= Task instructions =
Scan each line of the records for the word "единоличного" and extract the ones that have it.

= Raw records =
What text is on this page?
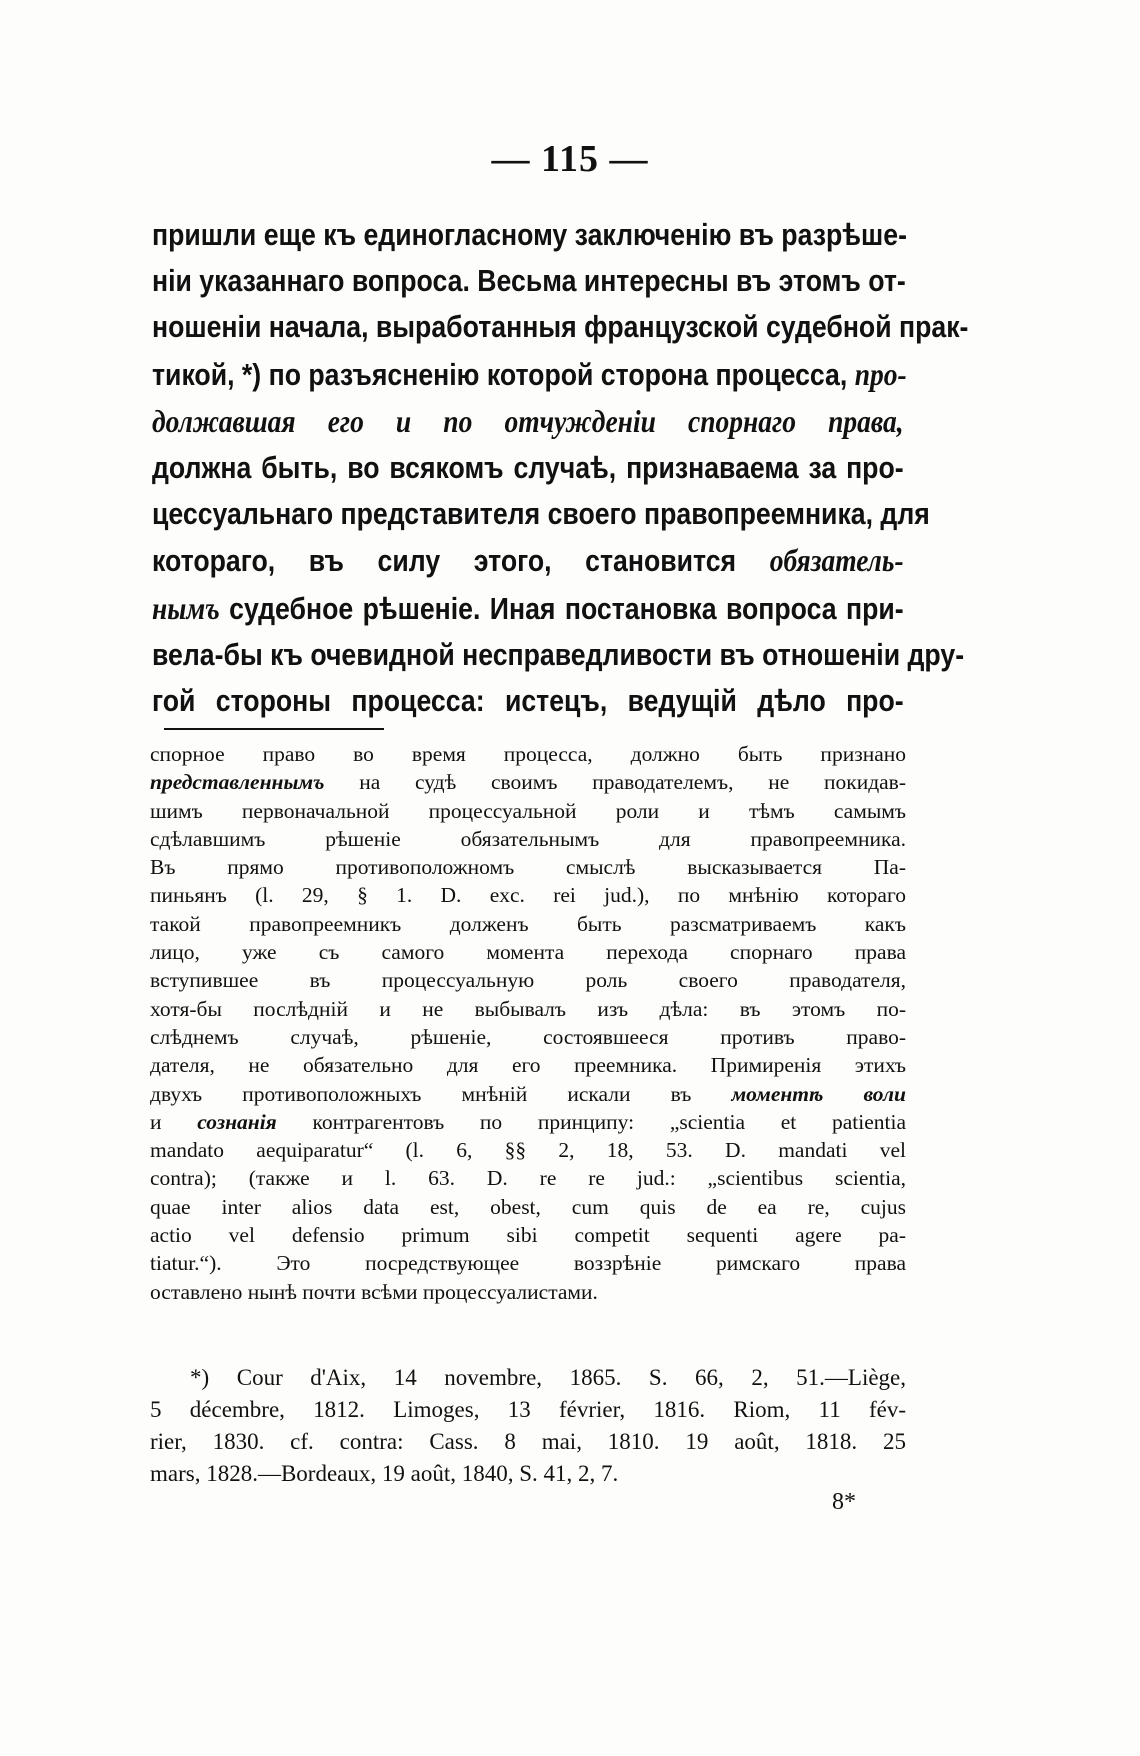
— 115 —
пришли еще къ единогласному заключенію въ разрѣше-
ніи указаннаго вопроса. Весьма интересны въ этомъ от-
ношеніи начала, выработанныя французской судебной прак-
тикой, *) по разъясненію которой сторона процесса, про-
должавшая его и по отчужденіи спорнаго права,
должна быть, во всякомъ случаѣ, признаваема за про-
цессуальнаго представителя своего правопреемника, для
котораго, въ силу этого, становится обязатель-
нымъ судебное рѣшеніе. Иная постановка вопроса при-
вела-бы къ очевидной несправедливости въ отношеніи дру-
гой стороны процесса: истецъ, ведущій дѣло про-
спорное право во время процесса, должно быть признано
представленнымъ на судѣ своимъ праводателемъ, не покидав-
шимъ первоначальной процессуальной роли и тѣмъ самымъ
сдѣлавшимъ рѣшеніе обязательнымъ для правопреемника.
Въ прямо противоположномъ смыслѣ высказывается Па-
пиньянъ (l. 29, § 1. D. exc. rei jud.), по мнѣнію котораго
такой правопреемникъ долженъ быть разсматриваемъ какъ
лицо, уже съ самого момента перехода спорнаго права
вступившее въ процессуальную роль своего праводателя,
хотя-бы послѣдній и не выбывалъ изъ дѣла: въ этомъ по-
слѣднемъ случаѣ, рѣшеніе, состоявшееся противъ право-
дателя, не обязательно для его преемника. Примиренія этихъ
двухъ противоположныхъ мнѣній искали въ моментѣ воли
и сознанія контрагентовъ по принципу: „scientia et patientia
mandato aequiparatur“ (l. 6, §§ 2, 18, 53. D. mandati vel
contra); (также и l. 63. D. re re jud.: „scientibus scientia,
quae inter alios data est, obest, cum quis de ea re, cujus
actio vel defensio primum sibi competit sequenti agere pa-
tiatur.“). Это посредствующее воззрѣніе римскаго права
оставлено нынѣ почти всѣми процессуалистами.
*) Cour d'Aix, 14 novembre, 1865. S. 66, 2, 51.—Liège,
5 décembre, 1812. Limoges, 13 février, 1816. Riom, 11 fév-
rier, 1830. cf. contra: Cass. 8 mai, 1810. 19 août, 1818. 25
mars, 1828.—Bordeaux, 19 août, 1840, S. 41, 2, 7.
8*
...
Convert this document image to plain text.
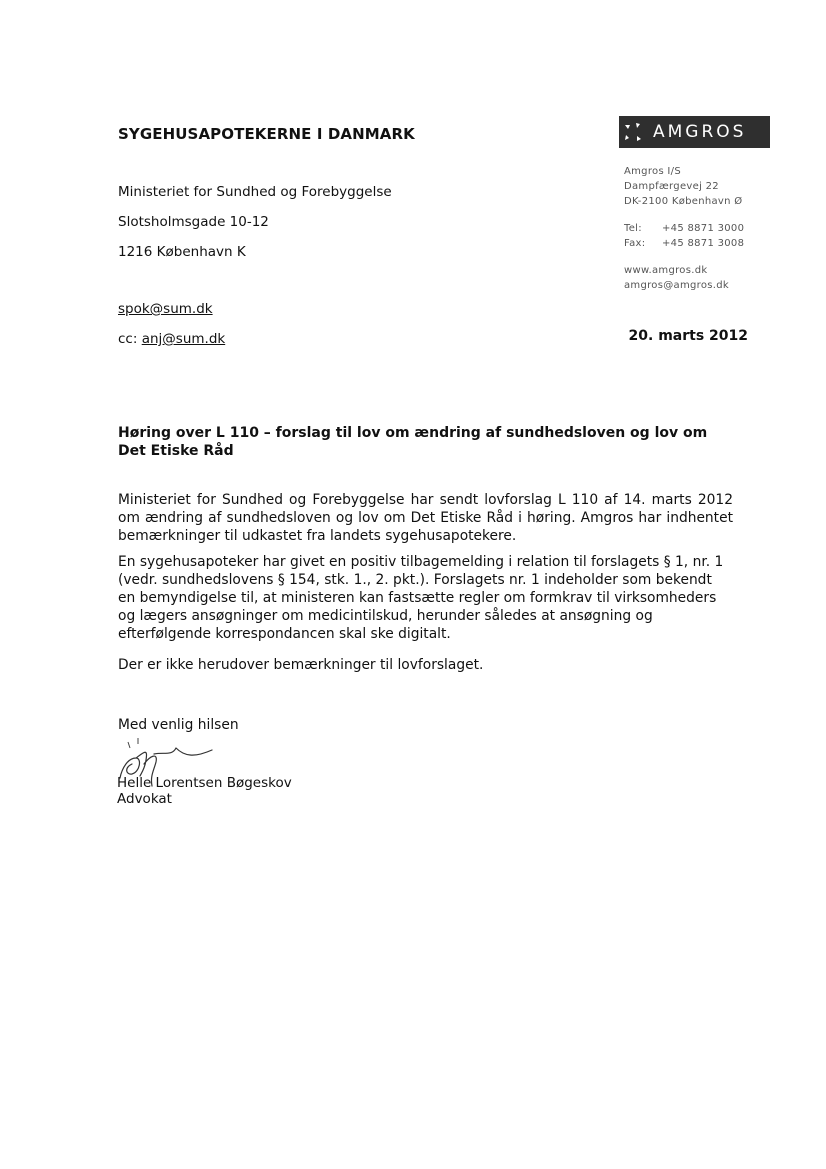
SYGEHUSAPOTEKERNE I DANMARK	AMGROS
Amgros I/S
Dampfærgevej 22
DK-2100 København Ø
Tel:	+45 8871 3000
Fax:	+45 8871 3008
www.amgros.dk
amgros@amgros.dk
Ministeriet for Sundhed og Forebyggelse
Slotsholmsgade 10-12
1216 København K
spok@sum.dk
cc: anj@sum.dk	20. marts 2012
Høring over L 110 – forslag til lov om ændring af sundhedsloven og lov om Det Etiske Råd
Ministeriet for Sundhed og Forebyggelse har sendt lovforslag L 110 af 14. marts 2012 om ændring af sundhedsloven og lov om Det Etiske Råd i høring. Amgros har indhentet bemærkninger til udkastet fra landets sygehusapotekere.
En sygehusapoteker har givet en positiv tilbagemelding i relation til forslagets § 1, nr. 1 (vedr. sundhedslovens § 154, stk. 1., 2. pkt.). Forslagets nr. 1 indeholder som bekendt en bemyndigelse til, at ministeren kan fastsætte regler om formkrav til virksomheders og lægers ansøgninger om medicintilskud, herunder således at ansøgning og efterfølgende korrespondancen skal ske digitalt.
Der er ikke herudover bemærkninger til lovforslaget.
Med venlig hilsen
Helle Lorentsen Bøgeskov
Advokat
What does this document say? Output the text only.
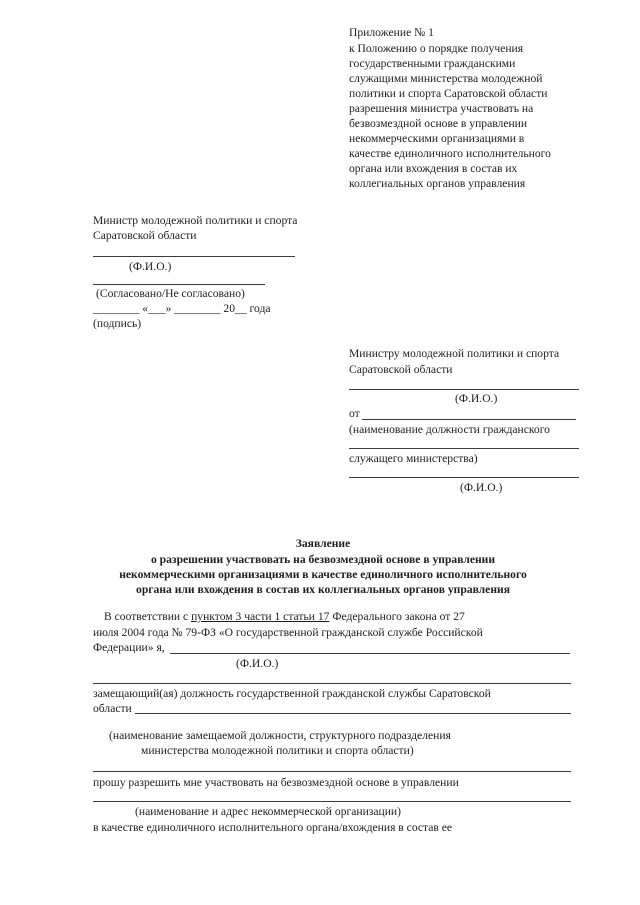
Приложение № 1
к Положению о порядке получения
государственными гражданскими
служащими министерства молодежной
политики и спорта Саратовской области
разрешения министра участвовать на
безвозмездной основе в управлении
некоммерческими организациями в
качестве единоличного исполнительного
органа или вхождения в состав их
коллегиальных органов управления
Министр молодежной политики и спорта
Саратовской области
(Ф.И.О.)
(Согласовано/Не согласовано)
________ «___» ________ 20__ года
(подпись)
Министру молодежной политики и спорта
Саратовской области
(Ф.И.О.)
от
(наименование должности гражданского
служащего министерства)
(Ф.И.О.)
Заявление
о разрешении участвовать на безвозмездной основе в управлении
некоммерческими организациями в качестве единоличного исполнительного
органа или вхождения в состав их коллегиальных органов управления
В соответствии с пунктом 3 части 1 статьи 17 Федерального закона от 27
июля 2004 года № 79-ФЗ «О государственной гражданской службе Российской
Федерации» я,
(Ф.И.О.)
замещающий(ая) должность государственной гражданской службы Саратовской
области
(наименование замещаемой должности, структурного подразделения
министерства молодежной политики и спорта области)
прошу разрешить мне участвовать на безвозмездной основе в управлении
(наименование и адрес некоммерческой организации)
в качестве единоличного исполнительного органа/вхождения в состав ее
...
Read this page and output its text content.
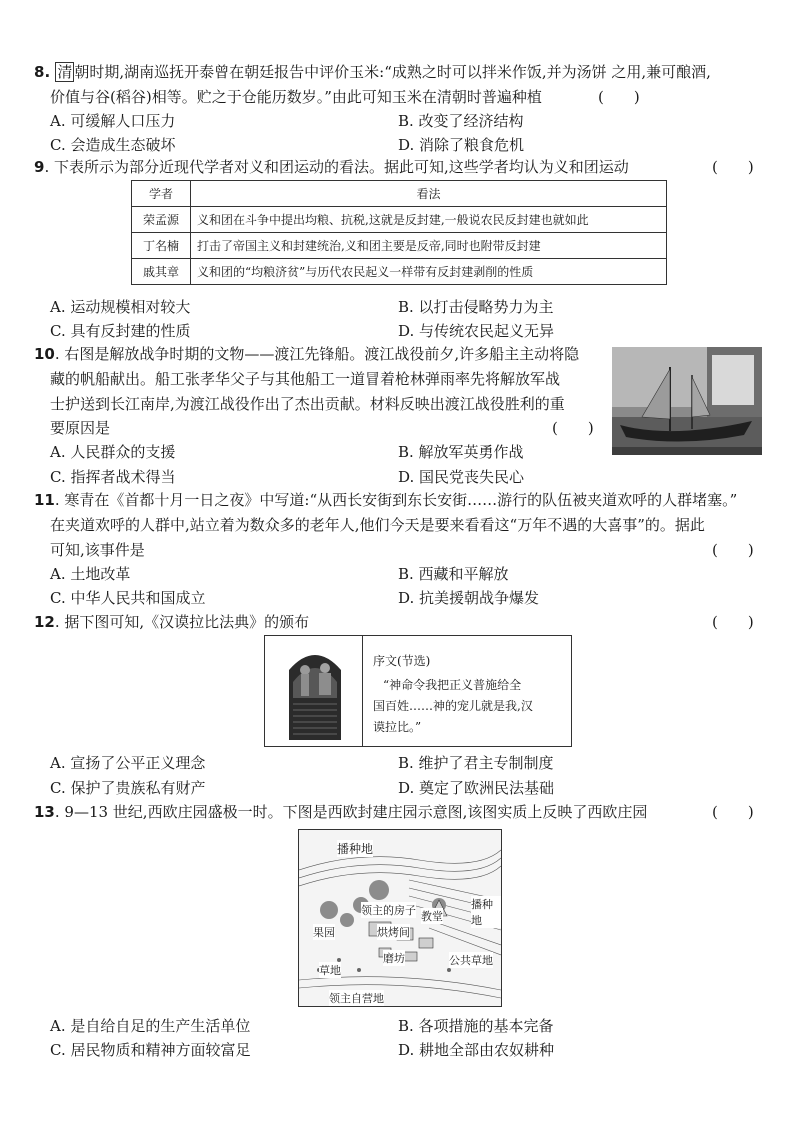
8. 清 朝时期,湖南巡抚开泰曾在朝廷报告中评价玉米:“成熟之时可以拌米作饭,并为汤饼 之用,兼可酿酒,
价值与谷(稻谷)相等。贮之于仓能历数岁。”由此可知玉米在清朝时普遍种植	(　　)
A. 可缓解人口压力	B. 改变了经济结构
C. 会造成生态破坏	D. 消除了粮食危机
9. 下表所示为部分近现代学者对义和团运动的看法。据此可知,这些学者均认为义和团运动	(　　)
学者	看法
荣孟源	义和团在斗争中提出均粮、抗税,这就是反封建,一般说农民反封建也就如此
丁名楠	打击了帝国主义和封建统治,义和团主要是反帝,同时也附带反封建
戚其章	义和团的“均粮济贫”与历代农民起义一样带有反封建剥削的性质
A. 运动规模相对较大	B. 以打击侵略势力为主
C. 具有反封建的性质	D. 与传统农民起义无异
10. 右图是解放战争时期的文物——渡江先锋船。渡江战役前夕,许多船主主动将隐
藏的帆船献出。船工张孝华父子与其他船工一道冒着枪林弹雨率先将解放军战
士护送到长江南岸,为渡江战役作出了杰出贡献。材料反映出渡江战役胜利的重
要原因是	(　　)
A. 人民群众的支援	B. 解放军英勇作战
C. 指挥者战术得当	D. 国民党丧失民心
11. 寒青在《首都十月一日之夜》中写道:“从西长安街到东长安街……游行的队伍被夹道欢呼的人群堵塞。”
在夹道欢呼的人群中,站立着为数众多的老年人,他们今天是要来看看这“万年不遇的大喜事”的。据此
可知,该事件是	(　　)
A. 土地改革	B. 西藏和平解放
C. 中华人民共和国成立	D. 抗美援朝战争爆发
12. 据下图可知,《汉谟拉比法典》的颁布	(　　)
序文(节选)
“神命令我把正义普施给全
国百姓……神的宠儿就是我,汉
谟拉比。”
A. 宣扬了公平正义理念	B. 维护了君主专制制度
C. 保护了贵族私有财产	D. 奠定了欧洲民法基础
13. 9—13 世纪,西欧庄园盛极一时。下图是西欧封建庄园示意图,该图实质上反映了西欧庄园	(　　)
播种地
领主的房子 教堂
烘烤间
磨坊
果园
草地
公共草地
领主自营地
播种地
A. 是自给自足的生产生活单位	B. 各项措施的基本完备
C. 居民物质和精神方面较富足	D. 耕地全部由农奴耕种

= Correct result =
качестве единоличного исполнительного
некоммерческими организациями в качестве единоличного исполнительного
в качестве единоличного исполнительного органа/вхождения в состав ее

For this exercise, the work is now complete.